» **Requirements**: Copy every record word for word.

>> start

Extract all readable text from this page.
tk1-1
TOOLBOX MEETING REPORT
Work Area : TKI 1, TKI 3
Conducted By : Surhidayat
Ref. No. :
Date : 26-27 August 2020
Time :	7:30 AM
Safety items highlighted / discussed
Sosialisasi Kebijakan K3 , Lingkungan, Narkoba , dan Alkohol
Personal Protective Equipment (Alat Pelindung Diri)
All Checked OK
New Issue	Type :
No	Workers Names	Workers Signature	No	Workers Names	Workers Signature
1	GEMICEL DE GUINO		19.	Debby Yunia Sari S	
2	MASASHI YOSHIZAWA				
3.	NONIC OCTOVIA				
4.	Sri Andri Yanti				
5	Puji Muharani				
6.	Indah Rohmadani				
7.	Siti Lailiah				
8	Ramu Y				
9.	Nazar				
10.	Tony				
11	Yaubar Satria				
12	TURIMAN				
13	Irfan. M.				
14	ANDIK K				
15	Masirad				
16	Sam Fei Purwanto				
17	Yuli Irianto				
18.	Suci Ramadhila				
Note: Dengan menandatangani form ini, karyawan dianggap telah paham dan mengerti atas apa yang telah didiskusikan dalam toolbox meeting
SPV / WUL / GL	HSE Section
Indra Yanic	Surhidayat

>> end

» **Written response**:
Extract all readable text from this page.
tk1-1
TOOLBOX MEETING REPORT
Work Area : TKI 1, TKI 3
Conducted By : Surhidayat
Ref. No. :
Date : 26-27 August 2020
Time :	7:30 AM
Safety items highlighted / discussed
Sosialisasi Kebijakan K3 , Lingkungan, Narkoba , dan Alkohol
Personal Protective Equipment (Alat Pelindung Diri)
All Checked OK
New Issue	Type :
No	Workers Names	Workers Signature	No	Workers Names	Workers Signature
1	GEMICEL DE GUINO		19.	Debby Yunia Sari S	
2	MASASHI YOSHIZAWA				
3.	NONIC OCTOVIA				
4.	Sri Andri Yanti				
5	Puji Muharani				
6.	Indah Rohmadani				
7.	Siti Lailiah				
8	Ramu Y				
9.	Nazar				
10.	Tony				
11	Yaubar Satria				
12	TURIMAN				
13	Irfan. M.				
14	ANDIK K				
15	Masirad				
16	Sam Fei Purwanto				
17	Yuli Irianto				
18.	Suci Ramadhila				
Note: Dengan menandatangani form ini, karyawan dianggap telah paham dan mengerti atas apa yang telah didiskusikan dalam toolbox meeting
SPV / WUL / GL	HSE Section
Indra Yanic	Surhidayat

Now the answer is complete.